STORED ROWS ::
+ + + + + + +

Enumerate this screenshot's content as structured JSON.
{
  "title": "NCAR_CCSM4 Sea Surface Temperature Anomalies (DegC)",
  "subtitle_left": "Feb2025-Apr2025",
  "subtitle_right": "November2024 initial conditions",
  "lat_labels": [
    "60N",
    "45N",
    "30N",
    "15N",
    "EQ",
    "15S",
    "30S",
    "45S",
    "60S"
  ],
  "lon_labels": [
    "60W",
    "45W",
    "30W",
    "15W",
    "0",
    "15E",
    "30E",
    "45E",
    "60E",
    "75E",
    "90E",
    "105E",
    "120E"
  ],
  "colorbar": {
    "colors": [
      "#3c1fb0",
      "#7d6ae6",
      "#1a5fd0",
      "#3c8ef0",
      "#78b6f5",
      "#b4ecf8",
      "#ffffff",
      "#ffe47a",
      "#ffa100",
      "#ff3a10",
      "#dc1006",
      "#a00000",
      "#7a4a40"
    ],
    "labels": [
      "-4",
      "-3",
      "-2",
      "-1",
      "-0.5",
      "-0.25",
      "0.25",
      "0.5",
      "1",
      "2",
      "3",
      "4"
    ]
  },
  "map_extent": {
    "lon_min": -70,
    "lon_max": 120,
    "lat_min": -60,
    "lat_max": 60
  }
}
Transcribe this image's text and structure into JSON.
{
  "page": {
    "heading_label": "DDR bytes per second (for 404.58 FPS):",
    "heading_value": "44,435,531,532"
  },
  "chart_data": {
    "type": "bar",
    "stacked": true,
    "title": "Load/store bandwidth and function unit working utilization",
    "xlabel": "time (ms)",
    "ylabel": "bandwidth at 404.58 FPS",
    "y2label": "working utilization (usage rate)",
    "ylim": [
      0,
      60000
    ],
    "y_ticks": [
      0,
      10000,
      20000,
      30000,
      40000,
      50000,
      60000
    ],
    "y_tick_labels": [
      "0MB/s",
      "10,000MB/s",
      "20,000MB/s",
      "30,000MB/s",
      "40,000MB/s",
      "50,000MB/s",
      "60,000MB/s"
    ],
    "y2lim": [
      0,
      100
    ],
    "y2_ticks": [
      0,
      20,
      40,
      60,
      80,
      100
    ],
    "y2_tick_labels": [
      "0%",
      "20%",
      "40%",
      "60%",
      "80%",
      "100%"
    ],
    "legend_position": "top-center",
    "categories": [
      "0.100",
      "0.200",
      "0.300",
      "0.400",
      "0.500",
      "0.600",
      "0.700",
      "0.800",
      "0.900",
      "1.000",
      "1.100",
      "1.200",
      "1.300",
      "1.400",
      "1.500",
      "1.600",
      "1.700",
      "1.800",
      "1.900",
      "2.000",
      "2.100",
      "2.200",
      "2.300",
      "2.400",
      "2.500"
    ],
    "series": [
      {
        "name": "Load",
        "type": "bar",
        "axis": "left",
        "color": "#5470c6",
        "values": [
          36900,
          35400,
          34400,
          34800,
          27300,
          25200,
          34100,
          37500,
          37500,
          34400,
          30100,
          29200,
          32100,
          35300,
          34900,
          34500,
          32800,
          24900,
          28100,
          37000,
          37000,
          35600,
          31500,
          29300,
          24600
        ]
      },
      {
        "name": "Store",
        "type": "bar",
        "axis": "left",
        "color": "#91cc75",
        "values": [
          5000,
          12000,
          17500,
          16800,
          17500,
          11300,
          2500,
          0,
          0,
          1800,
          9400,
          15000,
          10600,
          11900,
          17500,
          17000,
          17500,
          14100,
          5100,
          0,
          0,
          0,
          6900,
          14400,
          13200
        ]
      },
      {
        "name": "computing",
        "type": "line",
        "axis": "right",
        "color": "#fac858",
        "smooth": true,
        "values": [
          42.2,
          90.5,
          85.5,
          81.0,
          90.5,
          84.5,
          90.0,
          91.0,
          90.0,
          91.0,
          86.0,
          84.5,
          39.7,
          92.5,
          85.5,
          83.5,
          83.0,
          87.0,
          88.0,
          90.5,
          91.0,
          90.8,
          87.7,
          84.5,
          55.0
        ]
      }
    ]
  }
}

+ + + + + + +

WHAT THE TASK REQUIRES :: Give every line of the material that includes the string "name".

RESULT FOR THIS TASK ::
        "name": "Load",
        "name": "Store",
        "name": "computing",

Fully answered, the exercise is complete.